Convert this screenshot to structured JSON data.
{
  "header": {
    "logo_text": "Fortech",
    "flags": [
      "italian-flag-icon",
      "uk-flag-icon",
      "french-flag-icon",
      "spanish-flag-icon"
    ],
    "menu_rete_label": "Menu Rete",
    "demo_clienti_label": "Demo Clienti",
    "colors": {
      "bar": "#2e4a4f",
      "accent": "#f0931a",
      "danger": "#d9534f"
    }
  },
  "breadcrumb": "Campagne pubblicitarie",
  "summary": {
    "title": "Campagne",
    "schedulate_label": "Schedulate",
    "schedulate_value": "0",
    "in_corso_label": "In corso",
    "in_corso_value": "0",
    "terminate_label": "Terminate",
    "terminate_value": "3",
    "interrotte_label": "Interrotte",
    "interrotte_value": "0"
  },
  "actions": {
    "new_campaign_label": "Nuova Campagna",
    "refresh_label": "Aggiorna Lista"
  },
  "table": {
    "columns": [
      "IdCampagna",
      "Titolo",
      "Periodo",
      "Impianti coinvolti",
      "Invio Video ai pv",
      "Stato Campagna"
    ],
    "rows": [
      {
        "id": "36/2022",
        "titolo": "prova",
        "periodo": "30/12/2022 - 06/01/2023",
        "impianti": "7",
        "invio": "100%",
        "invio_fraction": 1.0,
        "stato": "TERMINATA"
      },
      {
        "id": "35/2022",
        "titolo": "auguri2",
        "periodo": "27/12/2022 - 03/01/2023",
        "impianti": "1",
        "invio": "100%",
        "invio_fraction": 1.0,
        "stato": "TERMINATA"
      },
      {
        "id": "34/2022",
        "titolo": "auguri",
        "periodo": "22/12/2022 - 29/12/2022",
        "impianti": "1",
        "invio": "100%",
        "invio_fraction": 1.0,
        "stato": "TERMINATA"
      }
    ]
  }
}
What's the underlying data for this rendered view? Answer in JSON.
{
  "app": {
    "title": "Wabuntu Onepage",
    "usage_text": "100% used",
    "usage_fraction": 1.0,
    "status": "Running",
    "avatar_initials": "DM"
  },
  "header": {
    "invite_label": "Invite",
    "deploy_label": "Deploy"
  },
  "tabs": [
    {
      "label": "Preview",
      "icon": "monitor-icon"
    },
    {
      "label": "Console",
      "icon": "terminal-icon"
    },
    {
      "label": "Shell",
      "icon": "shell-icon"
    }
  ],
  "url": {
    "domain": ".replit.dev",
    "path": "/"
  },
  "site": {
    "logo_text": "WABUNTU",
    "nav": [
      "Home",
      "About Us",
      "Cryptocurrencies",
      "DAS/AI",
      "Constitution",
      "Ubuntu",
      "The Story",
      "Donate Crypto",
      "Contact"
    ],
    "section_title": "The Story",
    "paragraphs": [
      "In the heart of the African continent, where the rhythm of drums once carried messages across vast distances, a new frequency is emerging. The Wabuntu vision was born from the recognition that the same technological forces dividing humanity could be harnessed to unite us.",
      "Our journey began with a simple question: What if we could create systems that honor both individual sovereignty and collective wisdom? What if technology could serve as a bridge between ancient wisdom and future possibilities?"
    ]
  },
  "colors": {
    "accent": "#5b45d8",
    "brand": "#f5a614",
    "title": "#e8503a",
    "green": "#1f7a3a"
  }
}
----
◆ Task description ◆
Where a line above includes "this", copy that line.

◆ Task result ◆
Convert this screenshot to structured JSON data.
What's the underlying data for this rendered view? Answer in JSON.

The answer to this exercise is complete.